**STATED PROBLEM:**
Print all of the lines exactly. Any picture among them stays out.

Dataset records:

## start

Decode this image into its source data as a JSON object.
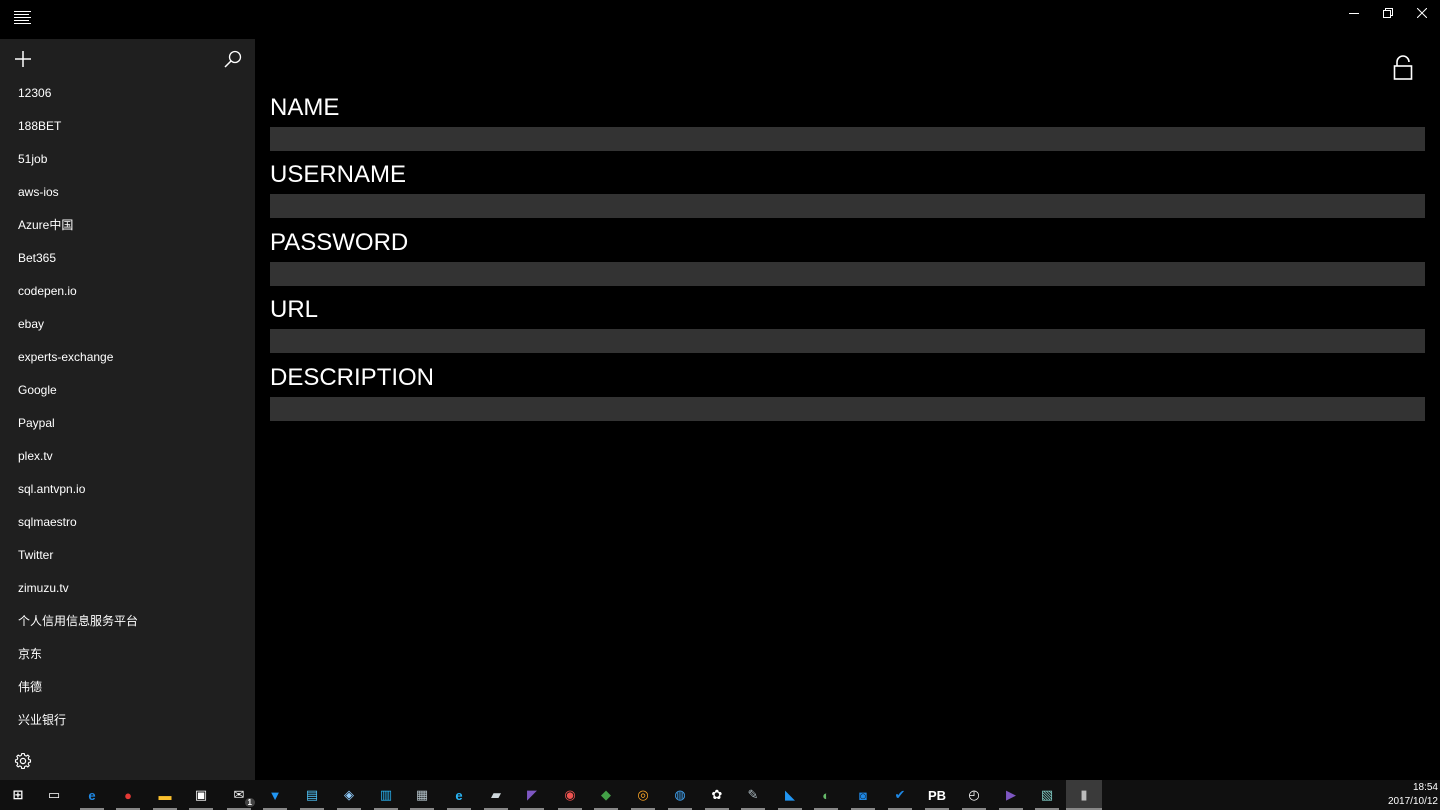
{
  "titlebar": {
    "menu_icon": "hamburger-icon",
    "controls": [
      "minimize-icon",
      "maximize-icon",
      "close-icon"
    ]
  },
  "sidebar": {
    "add_icon": "plus-icon",
    "search_icon": "search-icon",
    "settings_icon": "gear-icon",
    "items": [
      {
        "label": "12306"
      },
      {
        "label": "188BET"
      },
      {
        "label": "51job"
      },
      {
        "label": "aws-ios"
      },
      {
        "label": "Azure中国"
      },
      {
        "label": "Bet365"
      },
      {
        "label": "codepen.io"
      },
      {
        "label": "ebay"
      },
      {
        "label": "experts-exchange"
      },
      {
        "label": "Google"
      },
      {
        "label": "Paypal"
      },
      {
        "label": "plex.tv"
      },
      {
        "label": "sql.antvpn.io"
      },
      {
        "label": "sqlmaestro"
      },
      {
        "label": "Twitter"
      },
      {
        "label": "zimuzu.tv"
      },
      {
        "label": "个人信用信息服务平台"
      },
      {
        "label": "京东"
      },
      {
        "label": "伟德"
      },
      {
        "label": "兴业银行"
      }
    ]
  },
  "main": {
    "lock_icon": "lock-icon",
    "fields": [
      {
        "label": "NAME",
        "value": ""
      },
      {
        "label": "USERNAME",
        "value": ""
      },
      {
        "label": "PASSWORD",
        "value": ""
      },
      {
        "label": "URL",
        "value": ""
      },
      {
        "label": "DESCRIPTION",
        "value": ""
      }
    ]
  },
  "taskbar": {
    "apps": [
      {
        "name": "start-icon",
        "color": "#ffffff"
      },
      {
        "name": "task-view-icon",
        "color": "#ffffff"
      },
      {
        "name": "edge-icon",
        "color": "#1e88e5"
      },
      {
        "name": "chrome-icon",
        "color": "#e53935"
      },
      {
        "name": "file-explorer-icon",
        "color": "#fbc02d"
      },
      {
        "name": "store-icon",
        "color": "#ffffff"
      },
      {
        "name": "mail-icon",
        "color": "#ffffff"
      },
      {
        "name": "app-blue-icon",
        "color": "#2196f3"
      },
      {
        "name": "app-terminal-icon",
        "color": "#4fc3f7"
      },
      {
        "name": "app-network-icon",
        "color": "#90caf9"
      },
      {
        "name": "app-azure-icon",
        "color": "#29b6f6"
      },
      {
        "name": "app-printer-icon",
        "color": "#b0bec5"
      },
      {
        "name": "ie-icon",
        "color": "#29b6f6"
      },
      {
        "name": "app-remote-icon",
        "color": "#cfd8dc"
      },
      {
        "name": "visual-studio-icon",
        "color": "#7e57c2"
      },
      {
        "name": "app-paint-icon",
        "color": "#ef5350"
      },
      {
        "name": "app-diamond-icon",
        "color": "#43a047"
      },
      {
        "name": "app-orange-icon",
        "color": "#ffa726"
      },
      {
        "name": "app-globe-icon",
        "color": "#42a5f5"
      },
      {
        "name": "app-photos-icon",
        "color": "#ffffff"
      },
      {
        "name": "app-wrench-icon",
        "color": "#b0bec5"
      },
      {
        "name": "vscode-icon",
        "color": "#2196f3"
      },
      {
        "name": "app-search-icon",
        "color": "#66bb6a"
      },
      {
        "name": "app-dropbox-icon",
        "color": "#1e88e5"
      },
      {
        "name": "todo-icon",
        "color": "#1e88e5"
      },
      {
        "name": "app-pb-icon",
        "color": "#ffffff"
      },
      {
        "name": "alarms-icon",
        "color": "#ffffff"
      },
      {
        "name": "app-play-icon",
        "color": "#7e57c2"
      },
      {
        "name": "app-notes-icon",
        "color": "#80cbc4"
      },
      {
        "name": "app-current-icon",
        "color": "#bdbdbd"
      }
    ],
    "mail_badge": "1",
    "time": "18:54",
    "date": "2017/10/12"
  }
}
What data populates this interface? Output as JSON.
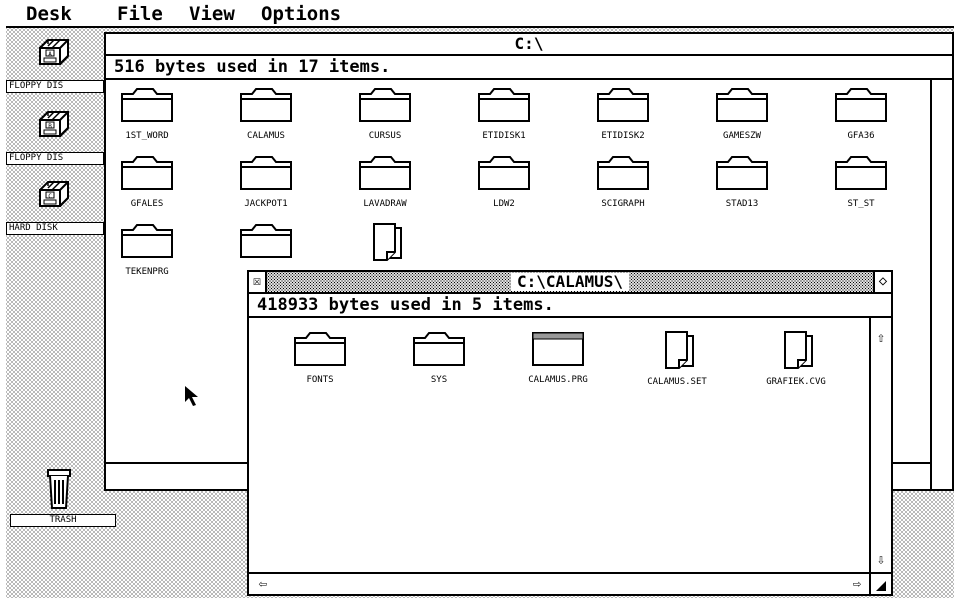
{
  "menubar": {
    "items": [
      "Desk",
      "File",
      "View",
      "Options"
    ]
  },
  "desktop": {
    "icons": [
      {
        "label": "FLOPPY DIS",
        "letter": "A"
      },
      {
        "label": "FLOPPY DIS",
        "letter": "B"
      },
      {
        "label": "HARD DISK",
        "letter": "C"
      },
      {
        "label": "TRASH"
      }
    ]
  },
  "root_window": {
    "title": "C:\\",
    "info": "516 bytes used in 17 items.",
    "items": [
      {
        "name": "1ST_WORD",
        "kind": "folder"
      },
      {
        "name": "CALAMUS",
        "kind": "folder"
      },
      {
        "name": "CURSUS",
        "kind": "folder"
      },
      {
        "name": "ETIDISK1",
        "kind": "folder"
      },
      {
        "name": "ETIDISK2",
        "kind": "folder"
      },
      {
        "name": "GAMESZW",
        "kind": "folder"
      },
      {
        "name": "GFA36",
        "kind": "folder"
      },
      {
        "name": "GFALES",
        "kind": "folder"
      },
      {
        "name": "JACKPOT1",
        "kind": "folder"
      },
      {
        "name": "LAVADRAW",
        "kind": "folder"
      },
      {
        "name": "LDW2",
        "kind": "folder"
      },
      {
        "name": "SCIGRAPH",
        "kind": "folder"
      },
      {
        "name": "STAD13",
        "kind": "folder"
      },
      {
        "name": "ST_ST",
        "kind": "folder"
      },
      {
        "name": "TEKENPRG",
        "kind": "folder"
      },
      {
        "name": "",
        "kind": "folder"
      },
      {
        "name": "",
        "kind": "document"
      }
    ]
  },
  "calamus_window": {
    "title": "C:\\CALAMUS\\",
    "info": "418933 bytes used in 5 items.",
    "close_glyph": "☒",
    "full_glyph": "◇",
    "scroll_up_glyph": "⇧",
    "scroll_down_glyph": "⇩",
    "scroll_left_glyph": "⇦",
    "scroll_right_glyph": "⇨",
    "items": [
      {
        "name": "FONTS",
        "kind": "folder"
      },
      {
        "name": "SYS",
        "kind": "folder"
      },
      {
        "name": "CALAMUS.PRG",
        "kind": "program"
      },
      {
        "name": "CALAMUS.SET",
        "kind": "document"
      },
      {
        "name": "GRAFIEK.CVG",
        "kind": "document"
      }
    ]
  },
  "icons": [
    "drive-icon",
    "trash-icon",
    "folder-icon",
    "document-icon",
    "program-icon",
    "pointer-icon"
  ]
}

## end

**EXERCISE ANSWER:**
Decode this image into its source data as a JSON object.
{
  "titlebar": {
    "menu_icon": "hamburger-icon",
    "controls": [
      "minimize-icon",
      "maximize-icon",
      "close-icon"
    ]
  },
  "sidebar": {
    "add_icon": "plus-icon",
    "search_icon": "search-icon",
    "settings_icon": "gear-icon",
    "items": [
      {
        "label": "12306"
      },
      {
        "label": "188BET"
      },
      {
        "label": "51job"
      },
      {
        "label": "aws-ios"
      },
      {
        "label": "Azure中国"
      },
      {
        "label": "Bet365"
      },
      {
        "label": "codepen.io"
      },
      {
        "label": "ebay"
      },
      {
        "label": "experts-exchange"
      },
      {
        "label": "Google"
      },
      {
        "label": "Paypal"
      },
      {
        "label": "plex.tv"
      },
      {
        "label": "sql.antvpn.io"
      },
      {
        "label": "sqlmaestro"
      },
      {
        "label": "Twitter"
      },
      {
        "label": "zimuzu.tv"
      },
      {
        "label": "个人信用信息服务平台"
      },
      {
        "label": "京东"
      },
      {
        "label": "伟德"
      },
      {
        "label": "兴业银行"
      }
    ]
  },
  "main": {
    "lock_icon": "lock-icon",
    "fields": [
      {
        "label": "NAME",
        "value": ""
      },
      {
        "label": "USERNAME",
        "value": ""
      },
      {
        "label": "PASSWORD",
        "value": ""
      },
      {
        "label": "URL",
        "value": ""
      },
      {
        "label": "DESCRIPTION",
        "value": ""
      }
    ]
  },
  "taskbar": {
    "apps": [
      {
        "name": "start-icon",
        "color": "#ffffff"
      },
      {
        "name": "task-view-icon",
        "color": "#ffffff"
      },
      {
        "name": "edge-icon",
        "color": "#1e88e5"
      },
      {
        "name": "chrome-icon",
        "color": "#e53935"
      },
      {
        "name": "file-explorer-icon",
        "color": "#fbc02d"
      },
      {
        "name": "store-icon",
        "color": "#ffffff"
      },
      {
        "name": "mail-icon",
        "color": "#ffffff"
      },
      {
        "name": "app-blue-icon",
        "color": "#2196f3"
      },
      {
        "name": "app-terminal-icon",
        "color": "#4fc3f7"
      },
      {
        "name": "app-network-icon",
        "color": "#90caf9"
      },
      {
        "name": "app-azure-icon",
        "color": "#29b6f6"
      },
      {
        "name": "app-printer-icon",
        "color": "#b0bec5"
      },
      {
        "name": "ie-icon",
        "color": "#29b6f6"
      },
      {
        "name": "app-remote-icon",
        "color": "#cfd8dc"
      },
      {
        "name": "visual-studio-icon",
        "color": "#7e57c2"
      },
      {
        "name": "app-paint-icon",
        "color": "#ef5350"
      },
      {
        "name": "app-diamond-icon",
        "color": "#43a047"
      },
      {
        "name": "app-orange-icon",
        "color": "#ffa726"
      },
      {
        "name": "app-globe-icon",
        "color": "#42a5f5"
      },
      {
        "name": "app-photos-icon",
        "color": "#ffffff"
      },
      {
        "name": "app-wrench-icon",
        "color": "#b0bec5"
      },
      {
        "name": "vscode-icon",
        "color": "#2196f3"
      },
      {
        "name": "app-search-icon",
        "color": "#66bb6a"
      },
      {
        "name": "app-dropbox-icon",
        "color": "#1e88e5"
      },
      {
        "name": "todo-icon",
        "color": "#1e88e5"
      },
      {
        "name": "app-pb-icon",
        "color": "#ffffff"
      },
      {
        "name": "alarms-icon",
        "color": "#ffffff"
      },
      {
        "name": "app-play-icon",
        "color": "#7e57c2"
      },
      {
        "name": "app-notes-icon",
        "color": "#80cbc4"
      },
      {
        "name": "app-current-icon",
        "color": "#bdbdbd"
      }
    ],
    "mail_badge": "1",
    "time": "18:54",
    "date": "2017/10/12"
  }
}
What data populates this interface? Output as JSON.
{
  "menubar": {
    "items": [
      "Desk",
      "File",
      "View",
      "Options"
    ]
  },
  "desktop": {
    "icons": [
      {
        "label": "FLOPPY DIS",
        "letter": "A"
      },
      {
        "label": "FLOPPY DIS",
        "letter": "B"
      },
      {
        "label": "HARD DISK",
        "letter": "C"
      },
      {
        "label": "TRASH"
      }
    ]
  },
  "root_window": {
    "title": "C:\\",
    "info": "516 bytes used in 17 items.",
    "items": [
      {
        "name": "1ST_WORD",
        "kind": "folder"
      },
      {
        "name": "CALAMUS",
        "kind": "folder"
      },
      {
        "name": "CURSUS",
        "kind": "folder"
      },
      {
        "name": "ETIDISK1",
        "kind": "folder"
      },
      {
        "name": "ETIDISK2",
        "kind": "folder"
      },
      {
        "name": "GAMESZW",
        "kind": "folder"
      },
      {
        "name": "GFA36",
        "kind": "folder"
      },
      {
        "name": "GFALES",
        "kind": "folder"
      },
      {
        "name": "JACKPOT1",
        "kind": "folder"
      },
      {
        "name": "LAVADRAW",
        "kind": "folder"
      },
      {
        "name": "LDW2",
        "kind": "folder"
      },
      {
        "name": "SCIGRAPH",
        "kind": "folder"
      },
      {
        "name": "STAD13",
        "kind": "folder"
      },
      {
        "name": "ST_ST",
        "kind": "folder"
      },
      {
        "name": "TEKENPRG",
        "kind": "folder"
      },
      {
        "name": "",
        "kind": "folder"
      },
      {
        "name": "",
        "kind": "document"
      }
    ]
  },
  "calamus_window": {
    "title": "C:\\CALAMUS\\",
    "info": "418933 bytes used in 5 items.",
    "close_glyph": "☒",
    "full_glyph": "◇",
    "scroll_up_glyph": "⇧",
    "scroll_down_glyph": "⇩",
    "scroll_left_glyph": "⇦",
    "scroll_right_glyph": "⇨",
    "items": [
      {
        "name": "FONTS",
        "kind": "folder"
      },
      {
        "name": "SYS",
        "kind": "folder"
      },
      {
        "name": "CALAMUS.PRG",
        "kind": "program"
      },
      {
        "name": "CALAMUS.SET",
        "kind": "document"
      },
      {
        "name": "GRAFIEK.CVG",
        "kind": "document"
      }
    ]
  },
  "icons": [
    "drive-icon",
    "trash-icon",
    "folder-icon",
    "document-icon",
    "program-icon",
    "pointer-icon"
  ]
}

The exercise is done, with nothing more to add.